[START]

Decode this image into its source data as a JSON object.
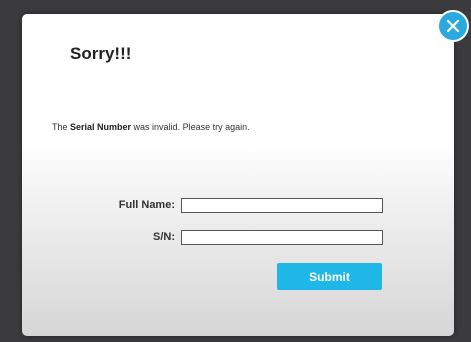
{
  "dialog": {
    "title": "Sorry!!!",
    "message_prefix": "The ",
    "message_bold": "Serial Number",
    "message_suffix": " was invalid.  Please try again.",
    "close_icon": "close-icon"
  },
  "form": {
    "full_name_label": "Full Name:",
    "full_name_value": "",
    "sn_label": "S/N:",
    "sn_value": "",
    "submit_label": "Submit"
  },
  "colors": {
    "accent": "#1fb8e6",
    "close_button": "#29a9e0",
    "backdrop": "#3b3b3d"
  }
}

[END]

Task goal
Repeat the material above verbatim. Leave the pictures behind.

Full response
Decode this image into its source data as a JSON object.
{
  "dialog": {
    "title": "Sorry!!!",
    "message_prefix": "The ",
    "message_bold": "Serial Number",
    "message_suffix": " was invalid.  Please try again.",
    "close_icon": "close-icon"
  },
  "form": {
    "full_name_label": "Full Name:",
    "full_name_value": "",
    "sn_label": "S/N:",
    "sn_value": "",
    "submit_label": "Submit"
  },
  "colors": {
    "accent": "#1fb8e6",
    "close_button": "#29a9e0",
    "backdrop": "#3b3b3d"
  }
}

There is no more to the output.